(Dataset rows about figures)
◆ ◆ ◆ ◆
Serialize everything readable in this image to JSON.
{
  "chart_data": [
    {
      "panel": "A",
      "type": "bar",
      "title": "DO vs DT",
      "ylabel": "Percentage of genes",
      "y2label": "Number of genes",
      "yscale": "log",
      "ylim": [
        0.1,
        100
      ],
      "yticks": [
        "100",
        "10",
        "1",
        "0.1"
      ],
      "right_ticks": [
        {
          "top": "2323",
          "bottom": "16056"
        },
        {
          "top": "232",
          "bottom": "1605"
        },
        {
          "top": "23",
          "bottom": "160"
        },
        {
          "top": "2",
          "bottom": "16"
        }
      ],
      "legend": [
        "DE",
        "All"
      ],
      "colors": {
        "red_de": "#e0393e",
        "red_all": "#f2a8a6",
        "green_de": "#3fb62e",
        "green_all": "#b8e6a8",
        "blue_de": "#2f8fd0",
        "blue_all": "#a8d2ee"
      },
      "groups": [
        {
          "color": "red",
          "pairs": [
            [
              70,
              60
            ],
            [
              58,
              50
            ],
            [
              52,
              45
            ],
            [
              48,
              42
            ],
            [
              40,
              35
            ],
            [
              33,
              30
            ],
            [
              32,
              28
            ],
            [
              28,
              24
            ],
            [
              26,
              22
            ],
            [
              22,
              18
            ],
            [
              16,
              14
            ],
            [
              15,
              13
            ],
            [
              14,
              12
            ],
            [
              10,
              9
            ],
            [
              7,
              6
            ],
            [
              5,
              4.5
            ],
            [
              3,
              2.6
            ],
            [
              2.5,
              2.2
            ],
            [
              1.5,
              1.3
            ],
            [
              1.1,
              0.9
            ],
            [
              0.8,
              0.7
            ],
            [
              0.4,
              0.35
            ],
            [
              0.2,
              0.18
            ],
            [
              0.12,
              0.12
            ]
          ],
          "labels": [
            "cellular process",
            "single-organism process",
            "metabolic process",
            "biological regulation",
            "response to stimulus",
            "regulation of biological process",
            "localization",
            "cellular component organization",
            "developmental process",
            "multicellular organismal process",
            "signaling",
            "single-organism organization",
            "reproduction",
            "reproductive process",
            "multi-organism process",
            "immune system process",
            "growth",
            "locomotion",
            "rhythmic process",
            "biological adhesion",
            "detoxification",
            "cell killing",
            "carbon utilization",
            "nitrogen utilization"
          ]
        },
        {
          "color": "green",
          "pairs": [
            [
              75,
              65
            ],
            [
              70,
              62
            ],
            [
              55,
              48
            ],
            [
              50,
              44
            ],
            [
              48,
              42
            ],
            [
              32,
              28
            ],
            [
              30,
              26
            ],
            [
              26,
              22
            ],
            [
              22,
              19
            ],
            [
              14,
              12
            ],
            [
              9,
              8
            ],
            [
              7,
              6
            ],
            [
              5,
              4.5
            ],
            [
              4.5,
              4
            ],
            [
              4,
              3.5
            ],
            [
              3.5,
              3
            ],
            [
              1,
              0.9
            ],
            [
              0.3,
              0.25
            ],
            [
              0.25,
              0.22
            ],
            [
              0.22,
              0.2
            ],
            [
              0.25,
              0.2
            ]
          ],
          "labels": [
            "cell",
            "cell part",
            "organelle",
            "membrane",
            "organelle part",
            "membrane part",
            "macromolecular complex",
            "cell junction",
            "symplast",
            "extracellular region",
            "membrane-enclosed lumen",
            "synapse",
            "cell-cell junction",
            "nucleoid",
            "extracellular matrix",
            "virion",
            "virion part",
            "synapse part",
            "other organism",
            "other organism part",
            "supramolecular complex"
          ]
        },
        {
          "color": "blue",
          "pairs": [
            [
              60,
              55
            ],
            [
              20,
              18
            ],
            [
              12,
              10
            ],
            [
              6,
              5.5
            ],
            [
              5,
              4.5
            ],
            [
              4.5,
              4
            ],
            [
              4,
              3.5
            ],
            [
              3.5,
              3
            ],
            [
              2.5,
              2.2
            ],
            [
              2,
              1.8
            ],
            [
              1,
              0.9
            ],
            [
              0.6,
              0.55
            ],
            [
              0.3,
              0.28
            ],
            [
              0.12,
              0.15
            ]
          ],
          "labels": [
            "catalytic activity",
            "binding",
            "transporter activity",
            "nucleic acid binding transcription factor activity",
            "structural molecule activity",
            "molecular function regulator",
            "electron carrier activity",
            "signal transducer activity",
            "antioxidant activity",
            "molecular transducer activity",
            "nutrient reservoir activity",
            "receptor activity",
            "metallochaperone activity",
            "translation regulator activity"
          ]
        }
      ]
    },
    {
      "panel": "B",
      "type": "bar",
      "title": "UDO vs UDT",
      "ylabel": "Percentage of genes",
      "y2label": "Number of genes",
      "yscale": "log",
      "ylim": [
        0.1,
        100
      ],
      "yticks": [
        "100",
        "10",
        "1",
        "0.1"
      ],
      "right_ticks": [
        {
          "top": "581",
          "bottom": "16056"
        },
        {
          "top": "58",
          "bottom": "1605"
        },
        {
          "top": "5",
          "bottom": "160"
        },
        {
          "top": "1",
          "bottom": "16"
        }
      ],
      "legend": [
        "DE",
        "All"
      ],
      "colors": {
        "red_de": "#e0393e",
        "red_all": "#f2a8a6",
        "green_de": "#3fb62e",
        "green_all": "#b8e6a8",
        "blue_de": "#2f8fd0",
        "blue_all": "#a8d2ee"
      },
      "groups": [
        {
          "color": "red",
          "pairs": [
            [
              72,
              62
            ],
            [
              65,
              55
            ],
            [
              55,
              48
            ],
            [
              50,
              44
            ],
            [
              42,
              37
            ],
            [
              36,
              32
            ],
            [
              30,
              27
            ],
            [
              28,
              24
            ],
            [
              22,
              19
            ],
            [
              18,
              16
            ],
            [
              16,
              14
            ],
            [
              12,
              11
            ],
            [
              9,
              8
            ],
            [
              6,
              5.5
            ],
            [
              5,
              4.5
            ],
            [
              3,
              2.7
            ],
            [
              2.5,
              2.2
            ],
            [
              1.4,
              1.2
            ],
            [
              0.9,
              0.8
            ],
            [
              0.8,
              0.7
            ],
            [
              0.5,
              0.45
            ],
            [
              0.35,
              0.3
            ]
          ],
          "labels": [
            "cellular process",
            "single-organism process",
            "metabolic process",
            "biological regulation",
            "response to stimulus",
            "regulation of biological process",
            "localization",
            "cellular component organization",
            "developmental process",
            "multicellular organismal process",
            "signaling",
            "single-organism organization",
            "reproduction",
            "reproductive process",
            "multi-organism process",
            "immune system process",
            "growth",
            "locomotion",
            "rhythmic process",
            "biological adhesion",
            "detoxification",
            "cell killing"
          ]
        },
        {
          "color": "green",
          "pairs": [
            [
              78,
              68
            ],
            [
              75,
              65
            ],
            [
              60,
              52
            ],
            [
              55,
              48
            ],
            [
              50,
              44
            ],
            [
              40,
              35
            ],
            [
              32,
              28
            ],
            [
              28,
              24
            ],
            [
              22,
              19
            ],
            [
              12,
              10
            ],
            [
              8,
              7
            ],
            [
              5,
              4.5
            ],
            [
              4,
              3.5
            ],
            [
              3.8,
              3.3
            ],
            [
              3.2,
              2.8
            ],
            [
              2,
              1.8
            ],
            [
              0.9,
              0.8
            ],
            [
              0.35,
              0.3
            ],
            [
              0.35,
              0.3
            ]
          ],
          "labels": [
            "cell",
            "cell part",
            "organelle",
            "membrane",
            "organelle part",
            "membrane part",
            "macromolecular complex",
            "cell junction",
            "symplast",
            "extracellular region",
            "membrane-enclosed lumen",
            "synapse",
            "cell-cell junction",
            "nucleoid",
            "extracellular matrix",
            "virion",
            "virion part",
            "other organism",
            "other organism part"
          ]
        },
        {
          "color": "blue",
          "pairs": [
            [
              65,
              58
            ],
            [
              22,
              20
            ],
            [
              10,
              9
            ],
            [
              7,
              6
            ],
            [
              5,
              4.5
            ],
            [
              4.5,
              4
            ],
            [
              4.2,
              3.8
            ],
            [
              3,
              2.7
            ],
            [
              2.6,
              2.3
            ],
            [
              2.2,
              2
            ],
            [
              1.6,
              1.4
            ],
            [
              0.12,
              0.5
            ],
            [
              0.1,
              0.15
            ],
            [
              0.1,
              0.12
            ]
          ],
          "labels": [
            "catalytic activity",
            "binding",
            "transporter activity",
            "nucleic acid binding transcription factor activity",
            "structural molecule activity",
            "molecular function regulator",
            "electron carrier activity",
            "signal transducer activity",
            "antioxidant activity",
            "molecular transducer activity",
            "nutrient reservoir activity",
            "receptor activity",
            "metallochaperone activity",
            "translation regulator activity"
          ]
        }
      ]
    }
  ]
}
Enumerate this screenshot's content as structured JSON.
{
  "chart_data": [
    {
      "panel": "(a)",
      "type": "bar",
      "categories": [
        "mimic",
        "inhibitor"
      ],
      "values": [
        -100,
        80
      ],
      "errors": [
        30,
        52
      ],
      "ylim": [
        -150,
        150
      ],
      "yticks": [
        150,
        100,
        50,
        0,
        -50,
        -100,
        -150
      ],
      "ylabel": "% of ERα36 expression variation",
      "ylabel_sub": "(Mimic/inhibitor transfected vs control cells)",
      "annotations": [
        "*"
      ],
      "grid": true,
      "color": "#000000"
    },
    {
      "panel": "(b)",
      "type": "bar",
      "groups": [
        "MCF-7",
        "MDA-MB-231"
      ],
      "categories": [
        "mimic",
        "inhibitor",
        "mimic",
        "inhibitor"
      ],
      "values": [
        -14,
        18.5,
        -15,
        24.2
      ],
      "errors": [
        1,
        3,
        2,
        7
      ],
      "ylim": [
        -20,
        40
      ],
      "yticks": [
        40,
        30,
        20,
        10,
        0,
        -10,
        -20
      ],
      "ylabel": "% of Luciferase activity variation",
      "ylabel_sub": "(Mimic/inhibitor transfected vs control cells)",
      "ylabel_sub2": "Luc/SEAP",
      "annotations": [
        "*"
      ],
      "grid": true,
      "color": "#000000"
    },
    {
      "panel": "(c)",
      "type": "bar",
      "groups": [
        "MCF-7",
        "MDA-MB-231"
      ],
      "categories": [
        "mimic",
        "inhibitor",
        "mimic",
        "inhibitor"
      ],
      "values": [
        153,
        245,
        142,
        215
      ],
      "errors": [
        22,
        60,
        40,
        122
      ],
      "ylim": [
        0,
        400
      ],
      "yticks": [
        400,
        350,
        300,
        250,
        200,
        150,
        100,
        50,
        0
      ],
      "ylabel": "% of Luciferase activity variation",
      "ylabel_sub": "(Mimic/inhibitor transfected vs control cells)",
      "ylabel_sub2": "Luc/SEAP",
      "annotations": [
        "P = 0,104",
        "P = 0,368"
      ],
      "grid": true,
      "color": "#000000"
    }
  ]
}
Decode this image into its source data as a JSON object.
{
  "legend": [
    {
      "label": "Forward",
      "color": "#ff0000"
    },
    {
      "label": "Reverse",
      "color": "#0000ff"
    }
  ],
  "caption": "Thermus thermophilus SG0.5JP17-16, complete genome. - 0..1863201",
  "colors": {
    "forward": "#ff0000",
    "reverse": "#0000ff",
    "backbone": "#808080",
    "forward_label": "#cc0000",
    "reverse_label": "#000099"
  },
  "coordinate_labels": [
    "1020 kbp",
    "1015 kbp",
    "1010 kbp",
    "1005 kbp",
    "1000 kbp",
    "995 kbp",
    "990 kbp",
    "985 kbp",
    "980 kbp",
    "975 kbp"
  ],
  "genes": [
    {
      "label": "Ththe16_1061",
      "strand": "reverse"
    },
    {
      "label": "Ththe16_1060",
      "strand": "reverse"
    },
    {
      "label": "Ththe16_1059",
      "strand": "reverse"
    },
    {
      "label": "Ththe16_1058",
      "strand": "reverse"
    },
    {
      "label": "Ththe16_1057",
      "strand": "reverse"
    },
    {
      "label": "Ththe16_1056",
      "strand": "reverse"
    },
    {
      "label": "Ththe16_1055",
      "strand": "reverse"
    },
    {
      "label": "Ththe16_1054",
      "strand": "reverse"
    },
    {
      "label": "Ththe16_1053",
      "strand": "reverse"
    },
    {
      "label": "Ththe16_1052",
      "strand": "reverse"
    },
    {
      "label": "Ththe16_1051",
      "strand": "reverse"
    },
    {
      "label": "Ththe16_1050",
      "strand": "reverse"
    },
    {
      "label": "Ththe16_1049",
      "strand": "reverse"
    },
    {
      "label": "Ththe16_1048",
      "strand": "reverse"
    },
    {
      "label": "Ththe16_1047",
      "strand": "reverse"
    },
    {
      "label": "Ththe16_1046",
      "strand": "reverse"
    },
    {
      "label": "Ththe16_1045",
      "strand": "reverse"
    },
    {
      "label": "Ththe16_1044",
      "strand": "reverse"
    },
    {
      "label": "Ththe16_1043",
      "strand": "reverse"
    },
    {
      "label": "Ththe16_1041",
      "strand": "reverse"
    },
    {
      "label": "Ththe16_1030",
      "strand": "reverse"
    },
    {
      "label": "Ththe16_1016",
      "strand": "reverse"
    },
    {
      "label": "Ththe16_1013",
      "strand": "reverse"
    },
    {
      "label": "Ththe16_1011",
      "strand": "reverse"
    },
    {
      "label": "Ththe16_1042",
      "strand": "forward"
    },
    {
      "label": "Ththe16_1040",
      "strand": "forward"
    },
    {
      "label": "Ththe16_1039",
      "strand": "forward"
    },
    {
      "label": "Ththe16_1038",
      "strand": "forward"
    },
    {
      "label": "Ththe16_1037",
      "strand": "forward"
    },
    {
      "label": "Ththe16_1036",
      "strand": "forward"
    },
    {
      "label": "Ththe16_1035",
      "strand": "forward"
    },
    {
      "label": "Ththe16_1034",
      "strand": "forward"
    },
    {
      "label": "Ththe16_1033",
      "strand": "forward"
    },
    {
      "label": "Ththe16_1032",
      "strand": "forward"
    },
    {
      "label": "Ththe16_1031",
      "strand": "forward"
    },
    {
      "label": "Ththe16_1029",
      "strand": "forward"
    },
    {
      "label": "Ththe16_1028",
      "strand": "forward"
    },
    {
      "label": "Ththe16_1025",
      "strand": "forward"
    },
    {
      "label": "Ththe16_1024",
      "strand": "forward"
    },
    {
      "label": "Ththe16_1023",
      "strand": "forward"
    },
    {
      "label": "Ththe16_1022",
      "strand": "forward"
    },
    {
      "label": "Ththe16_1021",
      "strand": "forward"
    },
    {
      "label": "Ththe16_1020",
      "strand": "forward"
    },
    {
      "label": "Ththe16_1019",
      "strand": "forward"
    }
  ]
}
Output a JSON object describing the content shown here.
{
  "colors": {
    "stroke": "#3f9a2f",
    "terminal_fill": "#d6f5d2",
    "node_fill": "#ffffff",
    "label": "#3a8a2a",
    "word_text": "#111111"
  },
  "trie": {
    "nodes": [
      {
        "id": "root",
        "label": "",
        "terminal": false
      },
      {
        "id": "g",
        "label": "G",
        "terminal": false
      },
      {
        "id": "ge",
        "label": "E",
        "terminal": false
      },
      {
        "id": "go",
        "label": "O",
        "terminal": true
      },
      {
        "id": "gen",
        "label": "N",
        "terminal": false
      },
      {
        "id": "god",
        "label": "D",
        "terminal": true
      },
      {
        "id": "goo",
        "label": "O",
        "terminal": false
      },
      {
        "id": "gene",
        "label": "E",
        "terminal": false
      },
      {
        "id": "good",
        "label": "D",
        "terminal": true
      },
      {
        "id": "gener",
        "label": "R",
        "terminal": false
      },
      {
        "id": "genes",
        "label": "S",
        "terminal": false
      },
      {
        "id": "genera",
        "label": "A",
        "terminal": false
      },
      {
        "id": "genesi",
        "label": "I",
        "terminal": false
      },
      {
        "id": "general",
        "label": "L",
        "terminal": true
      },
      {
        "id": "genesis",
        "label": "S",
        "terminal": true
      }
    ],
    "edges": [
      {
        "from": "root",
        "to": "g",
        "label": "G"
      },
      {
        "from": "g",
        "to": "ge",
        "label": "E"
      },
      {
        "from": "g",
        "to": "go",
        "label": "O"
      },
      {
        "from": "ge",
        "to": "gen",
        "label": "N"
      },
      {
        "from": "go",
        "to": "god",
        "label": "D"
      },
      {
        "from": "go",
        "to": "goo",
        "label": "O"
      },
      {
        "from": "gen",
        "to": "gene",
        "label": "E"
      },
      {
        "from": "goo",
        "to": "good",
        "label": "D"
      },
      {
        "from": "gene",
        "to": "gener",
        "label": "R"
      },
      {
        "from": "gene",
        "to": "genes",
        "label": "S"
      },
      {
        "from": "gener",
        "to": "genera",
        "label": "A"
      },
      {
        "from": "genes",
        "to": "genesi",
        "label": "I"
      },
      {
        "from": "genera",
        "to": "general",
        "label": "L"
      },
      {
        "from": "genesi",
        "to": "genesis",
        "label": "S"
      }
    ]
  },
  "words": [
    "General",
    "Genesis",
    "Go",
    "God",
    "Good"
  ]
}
◆ ◆ ◆ ◆
--- Task objective ---
Your task is to find every line above containing the word "JSON" and copy it.

--- Result of this task ---
Serialize everything readable in this image to JSON.
Enumerate this screenshot's content as structured JSON.
Decode this image into its source data as a JSON object.
Output a JSON object describing the content shown here.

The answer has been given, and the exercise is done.